**Set exercise:** Report how many lines of the following entries include the string "Announcements"; respond with the number alone.
──────── Dataset entries
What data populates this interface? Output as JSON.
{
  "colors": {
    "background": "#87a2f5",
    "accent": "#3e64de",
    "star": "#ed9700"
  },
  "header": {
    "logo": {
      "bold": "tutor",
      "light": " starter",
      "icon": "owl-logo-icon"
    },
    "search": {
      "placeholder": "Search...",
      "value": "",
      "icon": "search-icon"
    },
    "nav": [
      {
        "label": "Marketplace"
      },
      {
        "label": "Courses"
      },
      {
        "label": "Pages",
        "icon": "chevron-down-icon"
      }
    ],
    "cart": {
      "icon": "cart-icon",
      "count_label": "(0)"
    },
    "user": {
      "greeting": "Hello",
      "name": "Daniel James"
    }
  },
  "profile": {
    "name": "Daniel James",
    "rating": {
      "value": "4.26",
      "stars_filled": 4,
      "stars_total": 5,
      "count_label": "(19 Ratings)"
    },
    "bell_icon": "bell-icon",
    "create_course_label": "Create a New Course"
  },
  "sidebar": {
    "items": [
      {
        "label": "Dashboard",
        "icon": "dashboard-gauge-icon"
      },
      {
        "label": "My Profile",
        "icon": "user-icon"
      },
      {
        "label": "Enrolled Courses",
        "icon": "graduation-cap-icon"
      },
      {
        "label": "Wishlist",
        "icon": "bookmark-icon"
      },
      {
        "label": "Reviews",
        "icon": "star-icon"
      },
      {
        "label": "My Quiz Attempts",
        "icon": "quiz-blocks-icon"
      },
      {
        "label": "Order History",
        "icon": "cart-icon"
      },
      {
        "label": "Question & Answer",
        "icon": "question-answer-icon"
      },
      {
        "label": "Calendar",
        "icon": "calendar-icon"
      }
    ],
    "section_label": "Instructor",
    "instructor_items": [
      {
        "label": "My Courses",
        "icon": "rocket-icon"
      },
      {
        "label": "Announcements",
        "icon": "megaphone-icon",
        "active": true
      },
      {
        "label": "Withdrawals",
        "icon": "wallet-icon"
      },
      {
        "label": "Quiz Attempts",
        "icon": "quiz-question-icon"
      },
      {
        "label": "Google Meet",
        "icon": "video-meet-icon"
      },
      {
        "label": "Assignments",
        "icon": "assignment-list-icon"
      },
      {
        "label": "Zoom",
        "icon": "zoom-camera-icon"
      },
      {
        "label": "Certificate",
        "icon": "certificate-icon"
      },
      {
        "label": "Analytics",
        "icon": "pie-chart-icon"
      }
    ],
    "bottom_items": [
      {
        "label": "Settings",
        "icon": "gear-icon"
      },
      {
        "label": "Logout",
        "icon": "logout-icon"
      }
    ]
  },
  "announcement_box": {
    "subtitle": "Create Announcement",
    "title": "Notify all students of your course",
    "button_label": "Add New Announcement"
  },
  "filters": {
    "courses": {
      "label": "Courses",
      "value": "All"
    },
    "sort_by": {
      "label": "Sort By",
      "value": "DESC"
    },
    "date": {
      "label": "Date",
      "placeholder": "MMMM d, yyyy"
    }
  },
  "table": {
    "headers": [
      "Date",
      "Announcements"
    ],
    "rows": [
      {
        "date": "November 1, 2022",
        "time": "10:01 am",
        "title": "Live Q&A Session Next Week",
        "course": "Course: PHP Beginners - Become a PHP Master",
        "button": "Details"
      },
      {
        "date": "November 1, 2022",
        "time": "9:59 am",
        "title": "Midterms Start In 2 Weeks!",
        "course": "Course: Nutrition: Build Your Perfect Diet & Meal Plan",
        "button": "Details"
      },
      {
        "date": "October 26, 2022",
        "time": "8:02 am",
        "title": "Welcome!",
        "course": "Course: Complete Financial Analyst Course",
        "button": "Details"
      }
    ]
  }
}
────────────────
**Finished exercise:** 2